▸ Set problem: Scan the records and identify every line in which the string "финансирования" occurs, then return those lines.

— start —

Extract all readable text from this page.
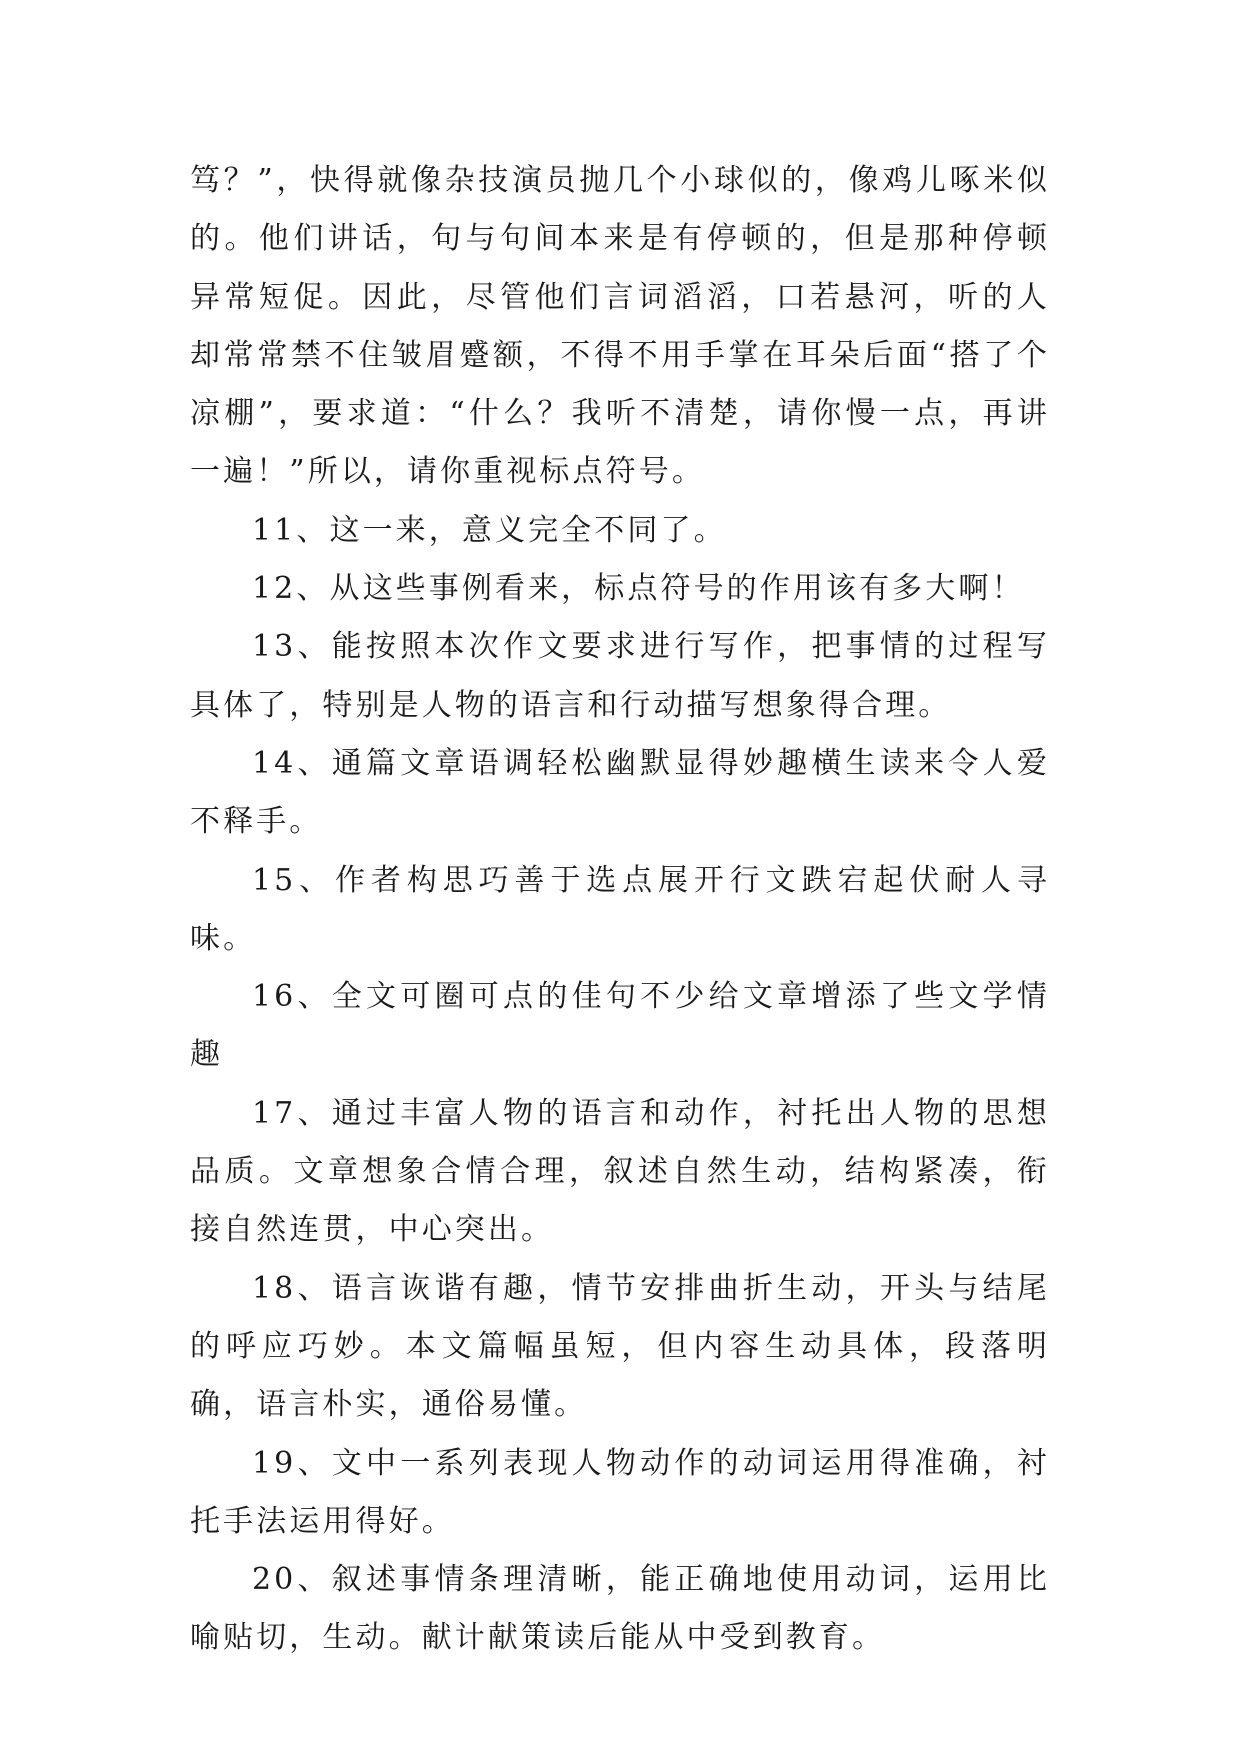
笃？”，快得就像杂技演员抛几个小球似的，像鸡儿啄米似的。他们讲话，句与句间本来是有停顿的，但是那种停顿异常短促。因此，尽管他们言词滔滔，口若悬河，听的人却常常禁不住皱眉蹙额，不得不用手掌在耳朵后面“搭了个凉棚”，要求道：“什么？我听不清楚，请你慢一点，再讲一遍！”所以，请你重视标点符号。

11、这一来，意义完全不同了。

12、从这些事例看来，标点符号的作用该有多大啊！

13、能按照本次作文要求进行写作，把事情的过程写具体了，特别是人物的语言和行动描写想象得合理。

14、通篇文章语调轻松幽默显得妙趣横生读来令人爱不释手。

15、作者构思巧善于选点展开行文跌宕起伏耐人寻味。

16、全文可圈可点的佳句不少给文章增添了些文学情趣

17、通过丰富人物的语言和动作，衬托出人物的思想品质。文章想象合情合理，叙述自然生动，结构紧凑，衔接自然连贯，中心突出。

18、语言诙谐有趣，情节安排曲折生动，开头与结尾的呼应巧妙。本文篇幅虽短，但内容生动具体，段落明确，语言朴实，通俗易懂。

19、文中一系列表现人物动作的动词运用得准确，衬托手法运用得好。

20、叙述事情条理清晰，能正确地使用动词，运用比喻贴切，生动。献计献策读后能从中受到教育。
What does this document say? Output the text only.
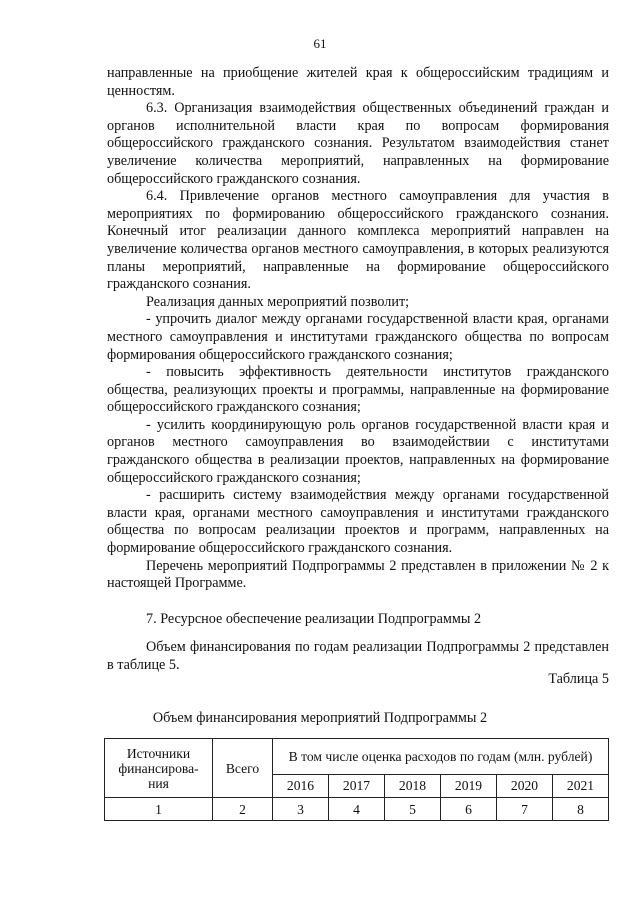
61

направленные на приобщение жителей края к общероссийским традициям и ценностям.

6.3. Организация взаимодействия общественных объединений граждан и органов исполнительной власти края по вопросам формирования общероссийского гражданского сознания. Результатом взаимодействия станет увеличение количества мероприятий, направленных на формирование общероссийского гражданского сознания.

6.4. Привлечение органов местного самоуправления для участия в мероприятиях по формированию общероссийского гражданского сознания. Конечный итог реализации данного комплекса мероприятий направлен на увеличение количества органов местного самоуправления, в которых реализуются планы мероприятий, направленные на формирование общероссийского гражданского сознания.

Реализация данных мероприятий позволит;

- упрочить диалог между органами государственной власти края, органами местного самоуправления и институтами гражданского общества по вопросам формирования общероссийского гражданского сознания;

- повысить эффективность деятельности институтов гражданского общества, реализующих проекты и программы, направленные на формирование общероссийского гражданского сознания;

- усилить координирующую роль органов государственной власти края и органов местного самоуправления во взаимодействии с институтами гражданского общества в реализации проектов, направленных на формирование общероссийского гражданского сознания;

- расширить систему взаимодействия между органами государственной власти края, органами местного самоуправления и институтами гражданского общества по вопросам реализации проектов и программ, направленных на формирование общероссийского гражданского сознания.

Перечень мероприятий Подпрограммы 2 представлен в приложении № 2 к настоящей Программе.

7. Ресурсное обеспечение реализации Подпрограммы 2

Объем финансирования по годам реализации Подпрограммы 2 представлен в таблице 5.

Таблица 5
Объем финансирования мероприятий Подпрограммы 2
Источники финансирова- ния	Всего	В том числе оценка расходов по годам (млн. рублей)					
		2016	2017	2018	2019	2020	2021
1	2	3	4	5	6	7	8
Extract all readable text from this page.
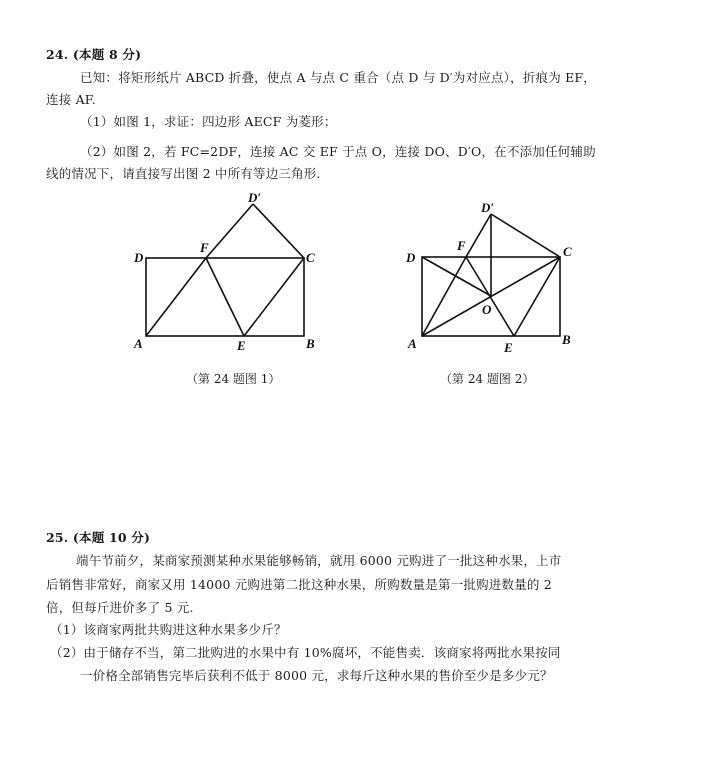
24. (本题 8 分)
已知：将矩形纸片 ABCD 折叠，使点 A 与点 C 重合（点 D 与 D′为对应点），折痕为 EF，
连接 AF.
（1）如图 1，求证：四边形 AECF 为菱形；
（2）如图 2，若 FC=2DF，连接 AC 交 EF 于点 O，连接 DO、D′O，在不添加任何辅助
线的情况下，请直接写出图 2 中所有等边三角形.
D
F
C
D′
A	E	B
（第 24 题图 1）
D
F	C
D′
O
A	E
B
（第 24 题图 2）
25. (本题 10 分)
端午节前夕，某商家预测某种水果能够畅销，就用 6000 元购进了一批这种水果，上市
后销售非常好，商家又用 14000 元购进第二批这种水果，所购数量是第一批购进数量的 2
倍，但每斤进价多了 5 元.
（1）该商家两批共购进这种水果多少斤？
（2）由于储存不当，第二批购进的水果中有 10%腐坏，不能售卖．该商家将两批水果按同
一价格全部销售完毕后获利不低于 8000 元，求每斤这种水果的售价至少是多少元？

— end —

▸ Answer below:
Объем финансирования по годам реализации Подпрограммы 2 представлен в таблице 5.
Объем финансирования мероприятий Подпрограммы 2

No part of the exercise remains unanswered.